BEGIN
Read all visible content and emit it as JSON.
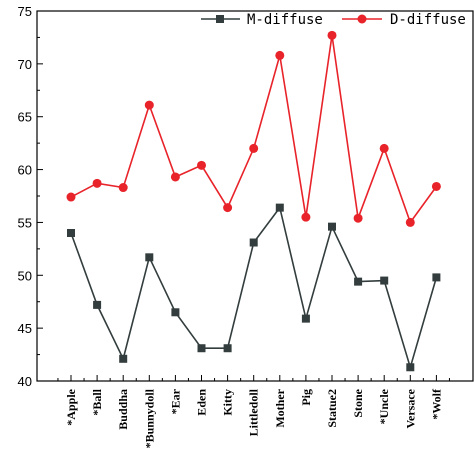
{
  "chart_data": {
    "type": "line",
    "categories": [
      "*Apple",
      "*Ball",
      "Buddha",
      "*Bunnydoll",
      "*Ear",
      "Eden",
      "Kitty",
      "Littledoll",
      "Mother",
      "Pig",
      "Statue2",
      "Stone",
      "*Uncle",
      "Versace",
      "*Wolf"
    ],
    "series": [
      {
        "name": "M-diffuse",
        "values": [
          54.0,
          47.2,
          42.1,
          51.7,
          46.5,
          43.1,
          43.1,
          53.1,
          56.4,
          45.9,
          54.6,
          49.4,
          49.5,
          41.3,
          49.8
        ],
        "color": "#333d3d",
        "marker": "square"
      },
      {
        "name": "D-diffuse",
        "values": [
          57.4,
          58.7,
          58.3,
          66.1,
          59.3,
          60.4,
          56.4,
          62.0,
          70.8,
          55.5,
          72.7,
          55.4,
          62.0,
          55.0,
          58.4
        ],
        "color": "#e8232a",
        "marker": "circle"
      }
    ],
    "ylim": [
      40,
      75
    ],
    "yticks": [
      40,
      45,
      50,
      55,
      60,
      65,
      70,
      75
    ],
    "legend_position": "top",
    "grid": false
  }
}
END
BEGIN
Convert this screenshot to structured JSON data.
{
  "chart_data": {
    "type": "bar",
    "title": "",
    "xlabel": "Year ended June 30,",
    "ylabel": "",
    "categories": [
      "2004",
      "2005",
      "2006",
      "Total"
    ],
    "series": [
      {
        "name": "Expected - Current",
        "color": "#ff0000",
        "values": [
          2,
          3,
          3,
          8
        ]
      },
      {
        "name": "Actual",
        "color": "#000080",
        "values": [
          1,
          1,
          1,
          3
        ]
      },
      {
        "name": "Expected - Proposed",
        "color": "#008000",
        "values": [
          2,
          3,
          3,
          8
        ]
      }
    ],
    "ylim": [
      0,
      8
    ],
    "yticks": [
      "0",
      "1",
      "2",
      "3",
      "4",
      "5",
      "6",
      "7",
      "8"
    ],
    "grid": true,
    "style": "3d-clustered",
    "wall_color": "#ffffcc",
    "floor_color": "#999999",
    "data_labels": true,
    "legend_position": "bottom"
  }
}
END
REQUIREMENT -
Extract every line above that contains the word "name".

REPLY -
        "name": "M-diffuse",
        "name": "D-diffuse",
        "name": "Expected - Current",
        "name": "Actual",
        "name": "Expected - Proposed",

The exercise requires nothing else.